Search the data for the string "Todos" and extract every line where it appears.

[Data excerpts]
## START
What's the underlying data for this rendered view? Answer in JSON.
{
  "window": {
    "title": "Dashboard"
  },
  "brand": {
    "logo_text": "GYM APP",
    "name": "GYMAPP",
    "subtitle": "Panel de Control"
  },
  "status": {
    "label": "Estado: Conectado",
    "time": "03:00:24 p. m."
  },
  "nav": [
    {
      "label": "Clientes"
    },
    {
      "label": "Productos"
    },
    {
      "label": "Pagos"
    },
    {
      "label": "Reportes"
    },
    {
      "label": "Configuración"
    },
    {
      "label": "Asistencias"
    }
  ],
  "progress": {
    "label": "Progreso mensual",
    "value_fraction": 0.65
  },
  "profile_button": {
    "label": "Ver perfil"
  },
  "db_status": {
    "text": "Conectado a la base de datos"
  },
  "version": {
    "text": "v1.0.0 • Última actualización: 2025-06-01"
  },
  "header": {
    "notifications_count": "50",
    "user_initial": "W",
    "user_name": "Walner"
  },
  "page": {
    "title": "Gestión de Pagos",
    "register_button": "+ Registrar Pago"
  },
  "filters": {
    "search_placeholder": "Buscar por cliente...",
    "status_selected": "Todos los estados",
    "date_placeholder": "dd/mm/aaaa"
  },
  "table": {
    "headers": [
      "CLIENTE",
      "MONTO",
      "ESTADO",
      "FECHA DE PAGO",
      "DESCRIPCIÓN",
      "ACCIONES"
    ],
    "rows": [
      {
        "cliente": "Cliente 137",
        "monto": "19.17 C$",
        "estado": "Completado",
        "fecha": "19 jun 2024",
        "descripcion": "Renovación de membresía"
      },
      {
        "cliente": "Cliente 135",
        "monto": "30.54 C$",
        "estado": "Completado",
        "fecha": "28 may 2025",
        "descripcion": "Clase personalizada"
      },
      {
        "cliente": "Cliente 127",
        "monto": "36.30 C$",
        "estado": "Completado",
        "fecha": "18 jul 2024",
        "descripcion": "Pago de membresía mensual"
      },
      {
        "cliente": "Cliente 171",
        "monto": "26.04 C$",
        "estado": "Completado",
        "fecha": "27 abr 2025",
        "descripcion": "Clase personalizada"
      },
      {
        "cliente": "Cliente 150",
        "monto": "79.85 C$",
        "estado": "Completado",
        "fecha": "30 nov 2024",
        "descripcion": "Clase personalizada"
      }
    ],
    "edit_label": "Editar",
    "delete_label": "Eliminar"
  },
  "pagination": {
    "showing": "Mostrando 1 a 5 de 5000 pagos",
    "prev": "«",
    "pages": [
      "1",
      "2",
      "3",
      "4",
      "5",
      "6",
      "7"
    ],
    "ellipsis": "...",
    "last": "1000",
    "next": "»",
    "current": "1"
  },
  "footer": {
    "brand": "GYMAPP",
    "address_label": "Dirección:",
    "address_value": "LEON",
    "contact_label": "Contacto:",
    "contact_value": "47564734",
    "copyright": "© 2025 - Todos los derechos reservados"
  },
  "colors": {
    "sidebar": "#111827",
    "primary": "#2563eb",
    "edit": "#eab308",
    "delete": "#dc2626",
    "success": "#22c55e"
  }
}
## END
[Worked answer]
    "status_selected": "Todos los estados",
    "copyright": "© 2025 - Todos los derechos reservados"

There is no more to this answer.